• **Bacaan yang Diberikan**
-------

Eksploitasi Tambang Ilegal Mengatasnamakan Rakyat
Daftar Isi
Penulis:
Dr. Taufik A. Rahim | Pengamat Ekonomi Politik dan Dosen Universitas Muhammadiyah Aceh.
Mafia tambang merusak alam Aceh dengan dalih tambang rakyat, merampas hak dan masa depan rakyat sendiri.
koranaceh.net | Opini ‒
Maraknya praktik eksploitasi tambang ilegal atau tanpa izin telah menimbulkan
dampak luar biasa terhadap kerusakan lingkungan hidup. Ironisnya, praktik ini
seringkali dijalankan dengan dalih “demi rakyat” atau “atas nama rakyat
pemilik lahan”. Padahal, secara historis, aktivitas pertambangan rakyat
sejatinya hanya bersifat tradisional, berskala kecil, dan dilakukan dengan
cara-cara sederhana, tanpa merusak lingkungan secara masif.
Alasan klasik yang sering dikemukakan adalah kerumitan urusan perizinan
tambang. Banyak warga menganggap proses administratif dan birokrasi perizinan
tambang begitu panjang, berbelit, dan memakan waktu. Karena itu, sebagian
memilih “jalan pintas” dengan melakukan eksploitasi sumber daya alam tanpa
izin resmi dari lembaga pemerintahan yang berwenang. Dalihnya: mereka hanyalah
rakyat kecil yang ingin memanfaatkan lahan sendiri.
Baca Juga:
Namun, realitas di lapangan menunjukkan hal yang sangat berbeda. Berdasarkan
temuan panitia khusus pertambangan minerba dan migas DPRA, terdapat sekitar
450 titik tambang ilegal tersebar di berbagai daerah Aceh, seperti Aceh Jaya,
Aceh Barat, Nagan Raya, Aceh Barat Daya, Aceh Selatan, Gayo Lues, Aceh Tengah,
dan Pidie. Tambang-tambang tersebut dikelola menggunakan sekitar 1.000 unit
ekskavator. Masing-masing unit diwajibkan menyetor Rp 30 juta per tahun kepada
oknum aparat di wilayah kerjanya. Adapun total perputaran uang dari aktivitas
ilegal ini mencapai Rp 360 miliar per tahun.
Praktik ini tidak lagi bisa disebut sebagai tambang rakyat. Sebab, eksploitasi
dilakukan secara terorganisir, menggunakan alat berat, modal besar, dan
melibatkan jaringan perantara kuat yang memiliki akses terhadap kekuasaan.

-------

• **Data yang Diberikan**

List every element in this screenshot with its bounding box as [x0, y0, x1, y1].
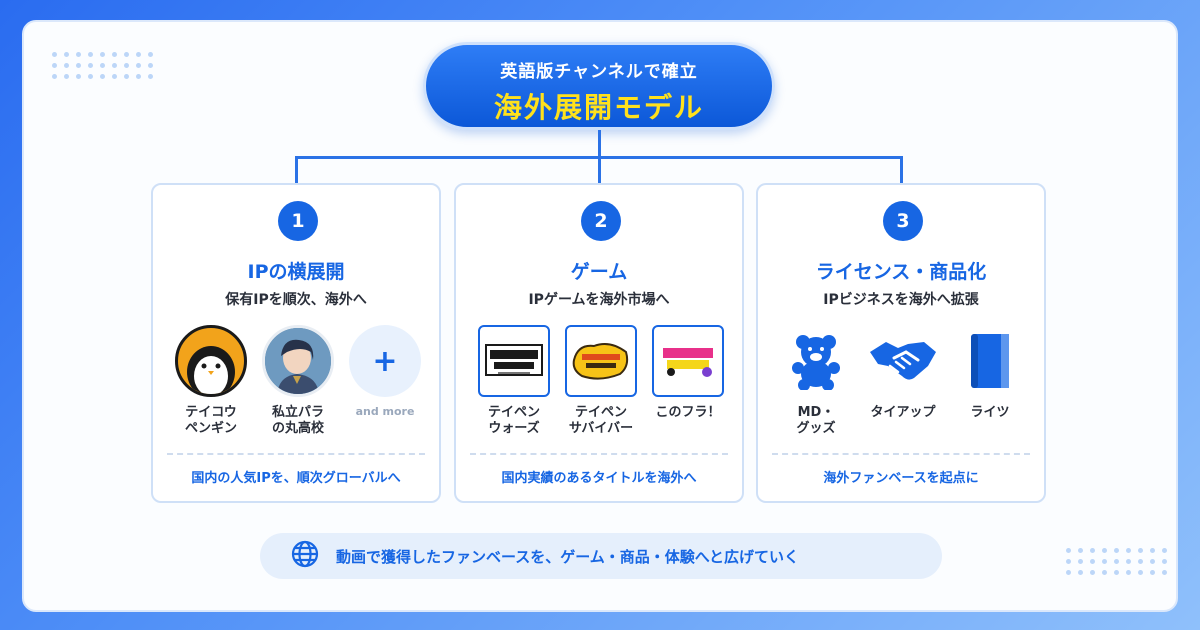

-------

• **Tugas yang Diberikan 1**
Jawablah pertanyaan berikut berdasarkan teks opini tentang tambang ilegal di Aceh.
(a) Menurut teks, bagaimana sifat aktivitas pertambangan rakyat secara historis?
(b) Apa alasan klasik yang sering dikemukakan untuk menambang tanpa izin?
(c) Berapa titik tambang ilegal yang ditemukan panitia khusus pertambangan minerba dan migas DPRA?
• **Tugas yang Diberikan 2**
Tuliskan lanjutan teks opini tentang tambang ilegal di Aceh, dimulai setelah kalimat terakhirnya.

• **Jawaban Tugas 1**
(a) Aktivitas pertambangan rakyat secara historis bersifat tradisional dan berskala kecil. Aktivitas itu dilakukan dengan cara-cara sederhana, tanpa merusak lingkungan secara masif.
(b) Alasan klasiknya adalah kerumitan urusan perizinan tambang.
(c) Terdapat sekitar 450 titik tambang ilegal.

• **Jawaban Tugas 2**
Penggunaan istilah “tambang rakyat” hanyalah kedok untuk menutupi kegiatan
mafia tambang yang sesungguhnya sedang mengeruk kekayaan alam Aceh secara
brutal dan sistematis.
Dampak lingkungan dari aktivitas ini sangat serius. Penambangan di kawasan
hutan dan daerah aliran sungai telah menyebabkan kerusakan ekosistem,
hilangnya keseimbangan alam, dan meningkatnya risiko bencana banjir bandang di
berbagai wilayah Aceh. Kerusakan tersebut juga menimbulkan efek berganda
terhadap sektor ekonomi rakyat: lahan pertanian rusak, mata pencaharian
tradisional hilang, pengangguran meningkat, dan kemiskinan semakin parah.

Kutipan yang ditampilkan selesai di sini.